- **Objective**: Using the data below, determine the number of lines that include the string "sabiedrībai". Write only that number.

===== Material for this exercise =====

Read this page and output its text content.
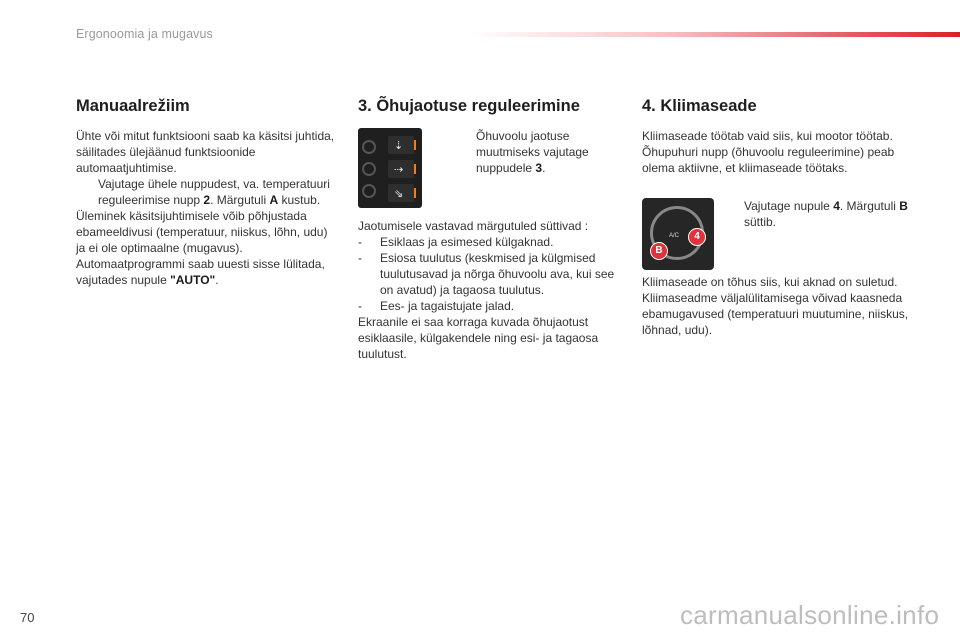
Ergonoomia ja mugavus
Manuaalrežiim

Ühte või mitut funktsiooni saab ka käsitsi juhtida, säilitades ülejäänud funktsioonide automaatjuhtimise.

Vajutage ühele nuppudest, va. temperatuuri reguleerimise nupp 2. Märgutuli A kustub.

Üleminek käsitsijuhtimisele võib põhjustada ebameeldivusi (temperatuur, niiskus, lõhn, udu) ja ei ole optimaalne (mugavus).

Automaatprogrammi saab uuesti sisse lülitada, vajutades nupule "AUTO".

3. Õhujaotuse reguleerimine
⇣
⇢
⇘
Õhuvoolu jaotuse muutmiseks vajutage nuppudele 3.

Jaotumisele vastavad märgutuled süttivad :

-	Esiklaas ja esimesed külgaknad.
-	Esiosa tuulutus (keskmised ja külgmised tuulutusavad ja nõrga õhuvoolu ava, kui see on avatud) ja tagaosa tuulutus.
-	Ees- ja tagaistujate jalad.

Ekraanile ei saa korraga kuvada õhujaotust esiklaasile, külgakendele ning esi- ja tagaosa tuulutust.

4. Kliimaseade

Kliimaseade töötab vaid siis, kui mootor töötab. Õhupuhuri nupp (õhuvoolu reguleerimine) peab olema aktiivne, et kliimaseade töötaks.

A/C
B
4
Vajutage nupule 4. Märgutuli B süttib.

Kliimaseade on tõhus siis, kui aknad on suletud.

Kliimaseadme väljalülitamisega võivad kaasneda ebamugavused (temperatuuri muutumine, niiskus, lõhnad, udu).

70	carmanualsonline.info
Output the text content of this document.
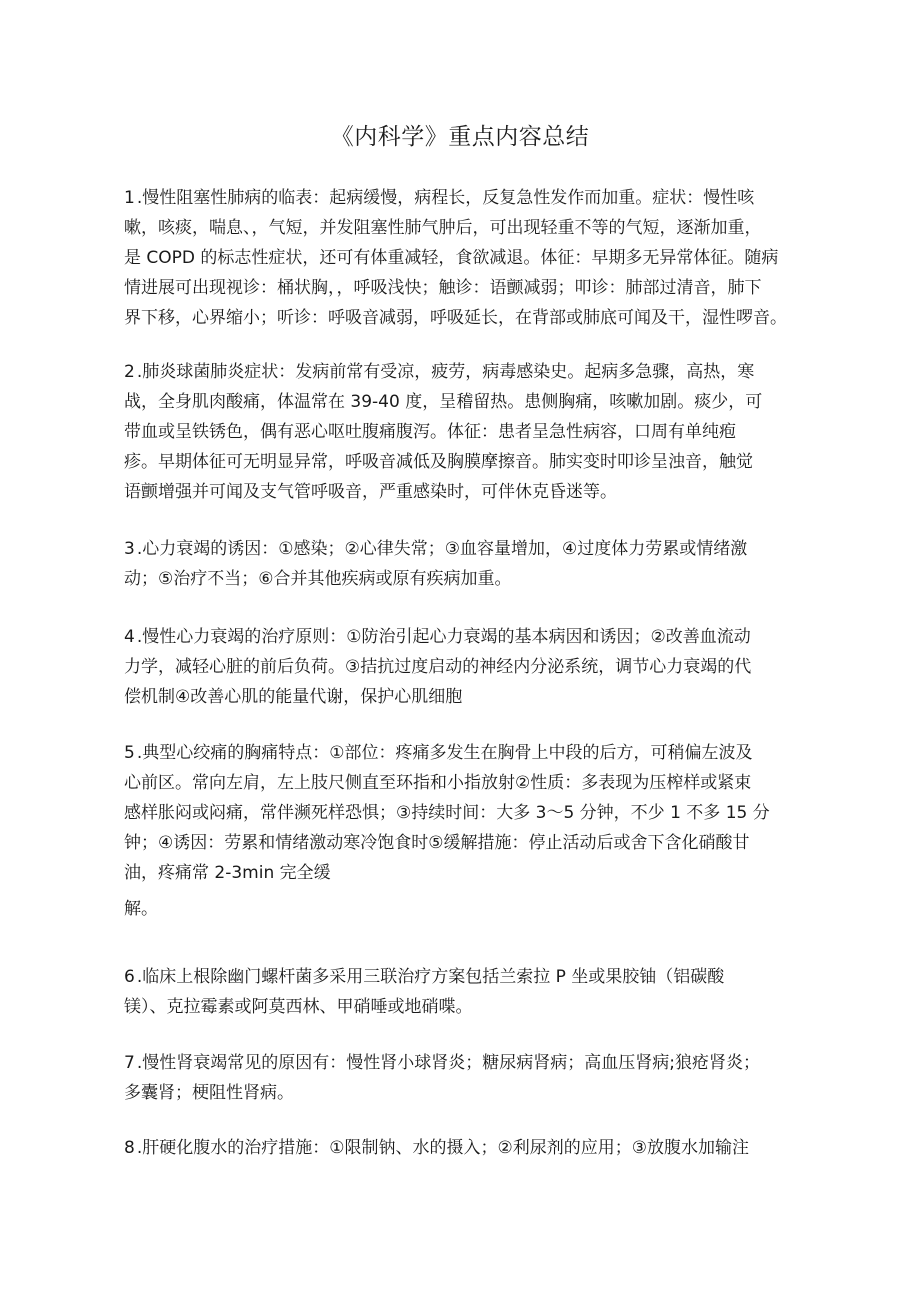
《内科学》重点内容总结
1 .慢性阻塞性肺病的临表：起病缓慢，病程长，反复急性发作而加重。症状：慢性咳
嗽，咳痰，喘息、，气短，并发阻塞性肺气肿后，可出现轻重不等的气短，逐渐加重，
是 COPD 的标志性症状，还可有体重减轻，食欲减退。体征：早期多无异常体征。随病
情进展可出现视诊：桶状胸，，呼吸浅快；触诊：语颤减弱；叩诊：肺部过清音，肺下
界下移，心界缩小；听诊：呼吸音减弱，呼吸延长，在背部或肺底可闻及干，湿性啰音。
2 .肺炎球菌肺炎症状：发病前常有受凉，疲劳，病毒感染史。起病多急骤，高热，寒
战，全身肌肉酸痛，体温常在 39-40 度，呈稽留热。患侧胸痛，咳嗽加剧。痰少，可
带血或呈铁锈色，偶有恶心呕吐腹痛腹泻。体征：患者呈急性病容，口周有单纯疱
疹。早期体征可无明显异常，呼吸音减低及胸膜摩擦音。肺实变时叩诊呈浊音，触觉
语颤增强并可闻及支气管呼吸音，严重感染时，可伴休克昏迷等。
3 .心力衰竭的诱因：①感染；②心律失常；③血容量增加，④过度体力劳累或情绪激
动；⑤治疗不当；⑥合并其他疾病或原有疾病加重。
4 .慢性心力衰竭的治疗原则：①防治引起心力衰竭的基本病因和诱因；②改善血流动
力学，减轻心脏的前后负荷。③拮抗过度启动的神经内分泌系统，调节心力衰竭的代
偿机制④改善心肌的能量代谢，保护心肌细胞
5 .典型心绞痛的胸痛特点：①部位：疼痛多发生在胸骨上中段的后方，可稍偏左波及
心前区。常向左肩，左上肢尺侧直至环指和小指放射②性质：多表现为压榨样或紧束
感样胀闷或闷痛，常伴濒死样恐惧；③持续时间：大多 3～5 分钟，不少 1 不多 15 分
钟；④诱因：劳累和情绪激动寒冷饱食时⑤缓解措施：停止活动后或舍下含化硝酸甘
油，疼痛常 2-3min 完全缓
解。
6 .临床上根除幽门螺杆菌多采用三联治疗方案包括兰索拉 P 坐或果胶铀（铝碳酸
镁）、克拉霉素或阿莫西林、甲硝唾或地硝喋。
7 .慢性肾衰竭常见的原因有：慢性肾小球肾炎；糖尿病肾病；高血压肾病;狼疮肾炎；
多囊肾；梗阻性肾病。
8 .肝硬化腹水的治疗措施：①限制钠、水的摄入；②利尿剂的应用；③放腹水加输注
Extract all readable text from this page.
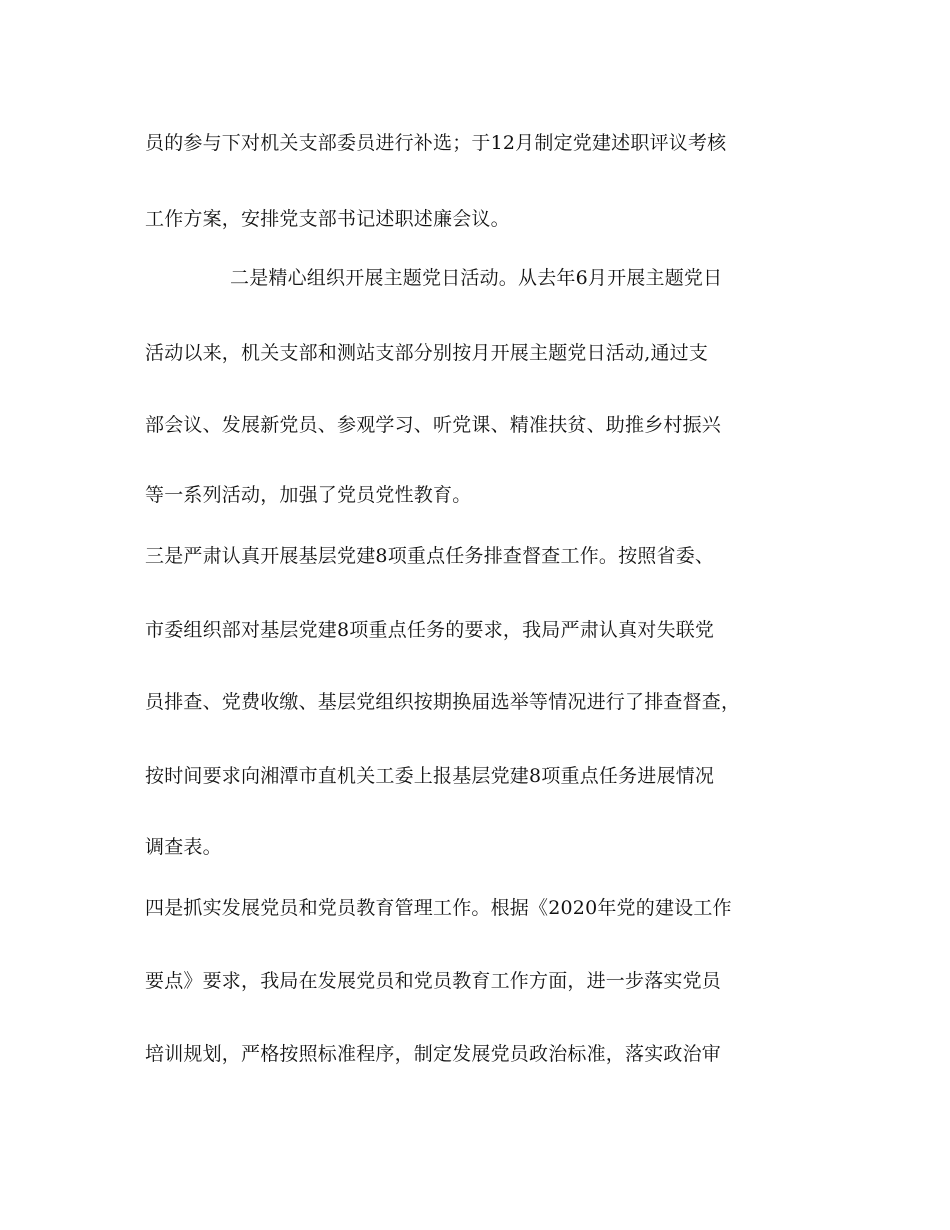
员的参与下对机关支部委员进行补选；于12月制定党建述职评议考核
工作方案，安排党支部书记述职述廉会议。
二是精心组织开展主题党日活动。从去年6月开展主题党日
活动以来，机关支部和测站支部分别按月开展主题党日活动,通过支
部会议、发展新党员、参观学习、听党课、精准扶贫、助推乡村振兴
等一系列活动，加强了党员党性教育。
三是严肃认真开展基层党建8项重点任务排查督查工作。按照省委、
市委组织部对基层党建8项重点任务的要求，我局严肃认真对失联党
员排查、党费收缴、基层党组织按期换届选举等情况进行了排查督查，
按时间要求向湘潭市直机关工委上报基层党建8项重点任务进展情况
调查表。
四是抓实发展党员和党员教育管理工作。根据《2020年党的建设工作
要点》要求，我局在发展党员和党员教育工作方面，进一步落实党员
培训规划，严格按照标准程序，制定发展党员政治标准，落实政治审
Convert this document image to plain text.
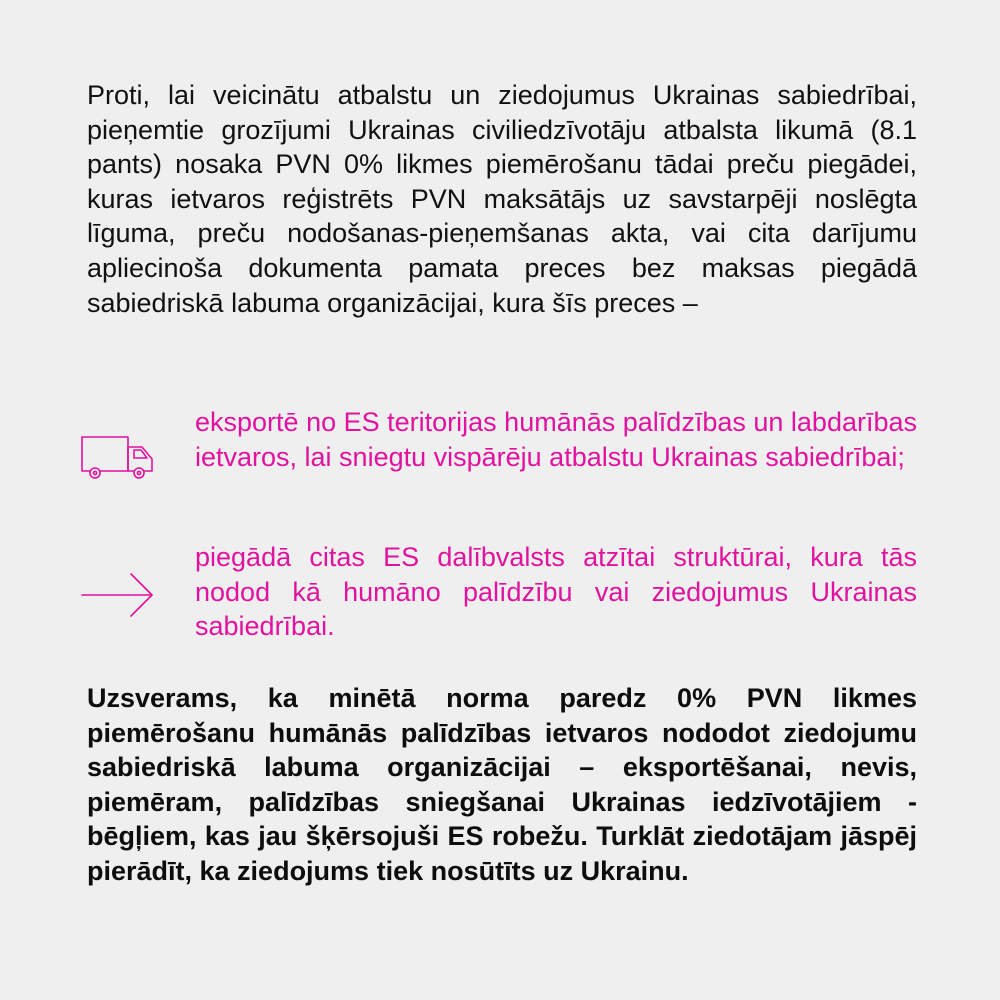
Proti, lai veicinātu atbalstu un ziedojumus Ukrainas sabiedrībai, pieņemtie grozījumi Ukrainas civiliedzīvotāju atbalsta likumā (8.1 pants) nosaka PVN 0% likmes piemērošanu tādai preču piegādei, kuras ietvaros reģistrēts PVN maksātājs uz savstarpēji noslēgta līguma, preču nodošanas-pieņemšanas akta, vai cita darījumu apliecinoša dokumenta pamata preces bez maksas piegādā sabiedriskā labuma organizācijai, kura šīs preces –

eksportē no ES teritorijas humānās palīdzības un labdarības ietvaros, lai sniegtu vispārēju atbalstu Ukrainas sabiedrībai;

piegādā citas ES dalībvalsts atzītai struktūrai, kura tās nodod kā humāno palīdzību vai ziedojumus Ukrainas sabiedrībai.

Uzsverams, ka minētā norma paredz 0% PVN likmes piemērošanu humānās palīdzības ietvaros nododot ziedojumu sabiedriskā labuma organizācijai – eksportēšanai, nevis, piemēram, palīdzības sniegšanai Ukrainas iedzīvotājiem - bēgļiem, kas jau šķērsojuši ES robežu. Turklāt ziedotājam jāspēj pierādīt, ka ziedojums tiek nosūtīts uz Ukrainu.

=====

- **Written solution**: 3